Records
□ □ □

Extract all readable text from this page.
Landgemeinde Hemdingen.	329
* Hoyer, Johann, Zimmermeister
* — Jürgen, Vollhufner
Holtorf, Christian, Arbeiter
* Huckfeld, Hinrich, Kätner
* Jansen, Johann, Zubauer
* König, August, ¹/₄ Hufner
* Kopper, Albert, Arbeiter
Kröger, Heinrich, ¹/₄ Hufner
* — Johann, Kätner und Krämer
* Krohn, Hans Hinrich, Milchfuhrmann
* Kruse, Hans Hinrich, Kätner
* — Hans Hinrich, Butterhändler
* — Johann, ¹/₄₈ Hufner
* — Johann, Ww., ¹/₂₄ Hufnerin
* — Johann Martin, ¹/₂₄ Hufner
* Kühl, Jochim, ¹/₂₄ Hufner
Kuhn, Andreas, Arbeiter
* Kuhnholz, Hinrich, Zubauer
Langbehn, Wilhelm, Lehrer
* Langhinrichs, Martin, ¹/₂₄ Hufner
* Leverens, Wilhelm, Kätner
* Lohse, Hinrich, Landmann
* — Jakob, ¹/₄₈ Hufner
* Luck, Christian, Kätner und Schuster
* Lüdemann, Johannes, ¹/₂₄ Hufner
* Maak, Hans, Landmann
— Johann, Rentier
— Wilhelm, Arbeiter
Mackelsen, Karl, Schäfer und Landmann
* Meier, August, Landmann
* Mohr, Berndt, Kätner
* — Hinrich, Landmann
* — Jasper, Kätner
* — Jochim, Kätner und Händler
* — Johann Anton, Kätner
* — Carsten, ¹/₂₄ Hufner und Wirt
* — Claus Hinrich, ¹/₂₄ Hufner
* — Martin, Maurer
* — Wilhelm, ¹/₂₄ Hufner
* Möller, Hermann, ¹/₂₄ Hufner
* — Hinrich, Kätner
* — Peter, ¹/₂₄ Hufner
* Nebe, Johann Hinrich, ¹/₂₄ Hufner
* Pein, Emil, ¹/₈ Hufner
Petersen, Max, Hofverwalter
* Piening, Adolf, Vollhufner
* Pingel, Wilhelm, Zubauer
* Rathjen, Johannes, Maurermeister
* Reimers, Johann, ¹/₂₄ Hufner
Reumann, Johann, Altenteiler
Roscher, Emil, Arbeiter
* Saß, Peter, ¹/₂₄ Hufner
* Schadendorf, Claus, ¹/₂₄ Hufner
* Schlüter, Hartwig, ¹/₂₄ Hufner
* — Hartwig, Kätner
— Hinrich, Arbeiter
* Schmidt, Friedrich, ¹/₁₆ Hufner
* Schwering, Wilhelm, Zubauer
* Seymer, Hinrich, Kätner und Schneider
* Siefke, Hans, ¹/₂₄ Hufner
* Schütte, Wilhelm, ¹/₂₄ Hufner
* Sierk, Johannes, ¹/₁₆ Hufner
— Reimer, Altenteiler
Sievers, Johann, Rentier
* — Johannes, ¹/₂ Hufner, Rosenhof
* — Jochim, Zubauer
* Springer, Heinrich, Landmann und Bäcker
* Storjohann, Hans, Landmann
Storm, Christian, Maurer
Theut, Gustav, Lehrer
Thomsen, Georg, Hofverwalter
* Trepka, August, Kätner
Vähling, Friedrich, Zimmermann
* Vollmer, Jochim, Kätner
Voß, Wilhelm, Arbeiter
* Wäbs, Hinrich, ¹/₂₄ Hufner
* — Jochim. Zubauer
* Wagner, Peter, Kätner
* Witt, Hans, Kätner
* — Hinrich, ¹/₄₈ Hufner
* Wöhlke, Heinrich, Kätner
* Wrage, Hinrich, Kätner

□ □ □

EXERCISE GOAL. Repeat the records above in full, character for character.

WRITTEN ANSWER.
Extract all readable text from this page.
Landgemeinde Hemdingen.	329
* Hoyer, Johann, Zimmermeister
* — Jürgen, Vollhufner
Holtorf, Christian, Arbeiter
* Huckfeld, Hinrich, Kätner
* Jansen, Johann, Zubauer
* König, August, ¹/₄ Hufner
* Kopper, Albert, Arbeiter
Kröger, Heinrich, ¹/₄ Hufner
* — Johann, Kätner und Krämer
* Krohn, Hans Hinrich, Milchfuhrmann
* Kruse, Hans Hinrich, Kätner
* — Hans Hinrich, Butterhändler
* — Johann, ¹/₄₈ Hufner
* — Johann, Ww., ¹/₂₄ Hufnerin
* — Johann Martin, ¹/₂₄ Hufner
* Kühl, Jochim, ¹/₂₄ Hufner
Kuhn, Andreas, Arbeiter
* Kuhnholz, Hinrich, Zubauer
Langbehn, Wilhelm, Lehrer
* Langhinrichs, Martin, ¹/₂₄ Hufner
* Leverens, Wilhelm, Kätner
* Lohse, Hinrich, Landmann
* — Jakob, ¹/₄₈ Hufner
* Luck, Christian, Kätner und Schuster
* Lüdemann, Johannes, ¹/₂₄ Hufner
* Maak, Hans, Landmann
— Johann, Rentier
— Wilhelm, Arbeiter
Mackelsen, Karl, Schäfer und Landmann
* Meier, August, Landmann
* Mohr, Berndt, Kätner
* — Hinrich, Landmann
* — Jasper, Kätner
* — Jochim, Kätner und Händler
* — Johann Anton, Kätner
* — Carsten, ¹/₂₄ Hufner und Wirt
* — Claus Hinrich, ¹/₂₄ Hufner
* — Martin, Maurer
* — Wilhelm, ¹/₂₄ Hufner
* Möller, Hermann, ¹/₂₄ Hufner
* — Hinrich, Kätner
* — Peter, ¹/₂₄ Hufner
* Nebe, Johann Hinrich, ¹/₂₄ Hufner
* Pein, Emil, ¹/₈ Hufner
Petersen, Max, Hofverwalter
* Piening, Adolf, Vollhufner
* Pingel, Wilhelm, Zubauer
* Rathjen, Johannes, Maurermeister
* Reimers, Johann, ¹/₂₄ Hufner
Reumann, Johann, Altenteiler
Roscher, Emil, Arbeiter
* Saß, Peter, ¹/₂₄ Hufner
* Schadendorf, Claus, ¹/₂₄ Hufner
* Schlüter, Hartwig, ¹/₂₄ Hufner
* — Hartwig, Kätner
— Hinrich, Arbeiter
* Schmidt, Friedrich, ¹/₁₆ Hufner
* Schwering, Wilhelm, Zubauer
* Seymer, Hinrich, Kätner und Schneider
* Siefke, Hans, ¹/₂₄ Hufner
* Schütte, Wilhelm, ¹/₂₄ Hufner
* Sierk, Johannes, ¹/₁₆ Hufner
— Reimer, Altenteiler
Sievers, Johann, Rentier
* — Johannes, ¹/₂ Hufner, Rosenhof
* — Jochim, Zubauer
* Springer, Heinrich, Landmann und Bäcker
* Storjohann, Hans, Landmann
Storm, Christian, Maurer
Theut, Gustav, Lehrer
Thomsen, Georg, Hofverwalter
* Trepka, August, Kätner
Vähling, Friedrich, Zimmermann
* Vollmer, Jochim, Kätner
Voß, Wilhelm, Arbeiter
* Wäbs, Hinrich, ¹/₂₄ Hufner
* — Jochim. Zubauer
* Wagner, Peter, Kätner
* Witt, Hans, Kätner
* — Hinrich, ¹/₄₈ Hufner
* Wöhlke, Heinrich, Kätner
* Wrage, Hinrich, Kätner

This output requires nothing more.